*WHAT TO DO:*
Each record needs to be echoed exactly; can you do that?

--- START DATA PROVIDED ---

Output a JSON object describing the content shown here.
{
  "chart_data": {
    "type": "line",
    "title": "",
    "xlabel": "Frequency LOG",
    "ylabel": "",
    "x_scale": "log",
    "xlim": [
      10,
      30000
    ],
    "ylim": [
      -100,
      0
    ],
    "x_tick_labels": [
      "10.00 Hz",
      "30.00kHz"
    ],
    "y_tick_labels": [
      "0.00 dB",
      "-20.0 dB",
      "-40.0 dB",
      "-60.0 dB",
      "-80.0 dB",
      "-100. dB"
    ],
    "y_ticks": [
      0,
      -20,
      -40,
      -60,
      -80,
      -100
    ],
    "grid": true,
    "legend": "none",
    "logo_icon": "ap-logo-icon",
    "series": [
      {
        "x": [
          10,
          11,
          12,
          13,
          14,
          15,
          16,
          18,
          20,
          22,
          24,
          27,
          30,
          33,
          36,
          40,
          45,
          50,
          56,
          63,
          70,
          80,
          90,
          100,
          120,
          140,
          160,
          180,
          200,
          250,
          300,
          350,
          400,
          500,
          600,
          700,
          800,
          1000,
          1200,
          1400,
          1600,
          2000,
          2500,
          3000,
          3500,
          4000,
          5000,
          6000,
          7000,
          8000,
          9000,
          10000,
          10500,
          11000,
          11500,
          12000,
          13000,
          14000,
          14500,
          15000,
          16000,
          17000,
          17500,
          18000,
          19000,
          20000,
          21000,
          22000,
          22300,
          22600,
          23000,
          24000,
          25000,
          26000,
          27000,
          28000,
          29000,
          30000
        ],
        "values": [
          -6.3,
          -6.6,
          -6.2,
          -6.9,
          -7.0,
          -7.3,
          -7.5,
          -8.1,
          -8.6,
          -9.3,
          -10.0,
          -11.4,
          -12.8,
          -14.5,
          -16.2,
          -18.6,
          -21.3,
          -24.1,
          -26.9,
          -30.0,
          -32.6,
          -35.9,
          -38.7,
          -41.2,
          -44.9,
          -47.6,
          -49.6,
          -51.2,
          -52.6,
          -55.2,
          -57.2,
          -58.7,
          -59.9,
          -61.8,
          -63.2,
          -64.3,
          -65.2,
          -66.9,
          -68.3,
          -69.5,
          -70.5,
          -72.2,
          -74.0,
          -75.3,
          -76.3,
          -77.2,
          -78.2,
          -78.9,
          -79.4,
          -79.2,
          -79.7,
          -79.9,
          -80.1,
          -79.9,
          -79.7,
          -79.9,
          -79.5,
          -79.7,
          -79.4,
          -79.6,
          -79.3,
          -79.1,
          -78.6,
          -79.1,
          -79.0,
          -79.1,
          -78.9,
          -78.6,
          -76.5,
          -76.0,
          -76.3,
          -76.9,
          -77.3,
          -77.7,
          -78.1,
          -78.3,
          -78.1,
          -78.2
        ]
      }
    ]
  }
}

--- END DATA PROVIDED ---

*EXERCISE RESPONSE:*
Output a JSON object describing the content shown here.
{
  "chart_data": {
    "type": "line",
    "title": "",
    "xlabel": "Frequency LOG",
    "ylabel": "",
    "x_scale": "log",
    "xlim": [
      10,
      30000
    ],
    "ylim": [
      -100,
      0
    ],
    "x_tick_labels": [
      "10.00 Hz",
      "30.00kHz"
    ],
    "y_tick_labels": [
      "0.00 dB",
      "-20.0 dB",
      "-40.0 dB",
      "-60.0 dB",
      "-80.0 dB",
      "-100. dB"
    ],
    "y_ticks": [
      0,
      -20,
      -40,
      -60,
      -80,
      -100
    ],
    "grid": true,
    "legend": "none",
    "logo_icon": "ap-logo-icon",
    "series": [
      {
        "x": [
          10,
          11,
          12,
          13,
          14,
          15,
          16,
          18,
          20,
          22,
          24,
          27,
          30,
          33,
          36,
          40,
          45,
          50,
          56,
          63,
          70,
          80,
          90,
          100,
          120,
          140,
          160,
          180,
          200,
          250,
          300,
          350,
          400,
          500,
          600,
          700,
          800,
          1000,
          1200,
          1400,
          1600,
          2000,
          2500,
          3000,
          3500,
          4000,
          5000,
          6000,
          7000,
          8000,
          9000,
          10000,
          10500,
          11000,
          11500,
          12000,
          13000,
          14000,
          14500,
          15000,
          16000,
          17000,
          17500,
          18000,
          19000,
          20000,
          21000,
          22000,
          22300,
          22600,
          23000,
          24000,
          25000,
          26000,
          27000,
          28000,
          29000,
          30000
        ],
        "values": [
          -6.3,
          -6.6,
          -6.2,
          -6.9,
          -7.0,
          -7.3,
          -7.5,
          -8.1,
          -8.6,
          -9.3,
          -10.0,
          -11.4,
          -12.8,
          -14.5,
          -16.2,
          -18.6,
          -21.3,
          -24.1,
          -26.9,
          -30.0,
          -32.6,
          -35.9,
          -38.7,
          -41.2,
          -44.9,
          -47.6,
          -49.6,
          -51.2,
          -52.6,
          -55.2,
          -57.2,
          -58.7,
          -59.9,
          -61.8,
          -63.2,
          -64.3,
          -65.2,
          -66.9,
          -68.3,
          -69.5,
          -70.5,
          -72.2,
          -74.0,
          -75.3,
          -76.3,
          -77.2,
          -78.2,
          -78.9,
          -79.4,
          -79.2,
          -79.7,
          -79.9,
          -80.1,
          -79.9,
          -79.7,
          -79.9,
          -79.5,
          -79.7,
          -79.4,
          -79.6,
          -79.3,
          -79.1,
          -78.6,
          -79.1,
          -79.0,
          -79.1,
          -78.9,
          -78.6,
          -76.5,
          -76.0,
          -76.3,
          -76.9,
          -77.3,
          -77.7,
          -78.1,
          -78.3,
          -78.1,
          -78.2
        ]
      }
    ]
  }
}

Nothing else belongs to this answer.